▸ TASK DESCRIPTION: Take each line containing "ГПКД" and report it exactly as written.

▸ RECORDS SUPPLIED:
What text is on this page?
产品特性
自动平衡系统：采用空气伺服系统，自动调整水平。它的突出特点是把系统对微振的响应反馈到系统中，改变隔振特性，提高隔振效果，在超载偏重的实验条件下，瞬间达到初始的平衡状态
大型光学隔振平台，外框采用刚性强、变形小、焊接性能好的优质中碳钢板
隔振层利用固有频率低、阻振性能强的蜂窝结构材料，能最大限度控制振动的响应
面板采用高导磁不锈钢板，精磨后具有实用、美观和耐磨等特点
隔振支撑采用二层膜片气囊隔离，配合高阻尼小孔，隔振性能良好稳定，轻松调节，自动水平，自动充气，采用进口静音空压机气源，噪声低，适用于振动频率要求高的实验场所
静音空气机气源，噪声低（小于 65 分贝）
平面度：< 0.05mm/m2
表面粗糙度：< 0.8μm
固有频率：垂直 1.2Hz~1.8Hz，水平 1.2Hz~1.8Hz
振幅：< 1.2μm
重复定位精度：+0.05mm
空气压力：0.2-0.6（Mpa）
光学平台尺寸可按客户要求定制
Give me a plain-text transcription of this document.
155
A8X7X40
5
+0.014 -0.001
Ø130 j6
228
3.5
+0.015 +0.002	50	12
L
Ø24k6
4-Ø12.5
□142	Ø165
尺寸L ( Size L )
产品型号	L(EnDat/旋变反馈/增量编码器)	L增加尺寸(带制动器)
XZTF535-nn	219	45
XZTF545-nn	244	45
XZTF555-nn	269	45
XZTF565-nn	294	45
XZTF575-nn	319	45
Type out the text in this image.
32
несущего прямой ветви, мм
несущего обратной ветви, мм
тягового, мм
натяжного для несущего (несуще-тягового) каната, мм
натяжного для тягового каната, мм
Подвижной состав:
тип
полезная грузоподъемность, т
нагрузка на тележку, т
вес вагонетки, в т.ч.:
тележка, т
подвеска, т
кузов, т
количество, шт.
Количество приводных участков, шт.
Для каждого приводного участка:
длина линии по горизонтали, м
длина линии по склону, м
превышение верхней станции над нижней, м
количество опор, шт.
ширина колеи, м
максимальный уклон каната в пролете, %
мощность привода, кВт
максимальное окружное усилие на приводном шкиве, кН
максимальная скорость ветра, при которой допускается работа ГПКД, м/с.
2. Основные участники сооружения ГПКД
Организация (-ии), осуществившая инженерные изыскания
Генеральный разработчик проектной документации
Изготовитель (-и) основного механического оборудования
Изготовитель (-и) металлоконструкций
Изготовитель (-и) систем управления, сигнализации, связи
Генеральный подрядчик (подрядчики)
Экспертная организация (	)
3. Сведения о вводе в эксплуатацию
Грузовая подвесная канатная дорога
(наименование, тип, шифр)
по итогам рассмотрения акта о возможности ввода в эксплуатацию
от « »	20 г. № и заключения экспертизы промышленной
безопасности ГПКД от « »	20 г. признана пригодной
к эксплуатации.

▸ ANSWER TO THIS EXERCISE:
максимальная скорость ветра, при которой допускается работа ГПКД, м/с.
2. Основные участники сооружения ГПКД
безопасности ГПКД от « »	20 г. признана пригодной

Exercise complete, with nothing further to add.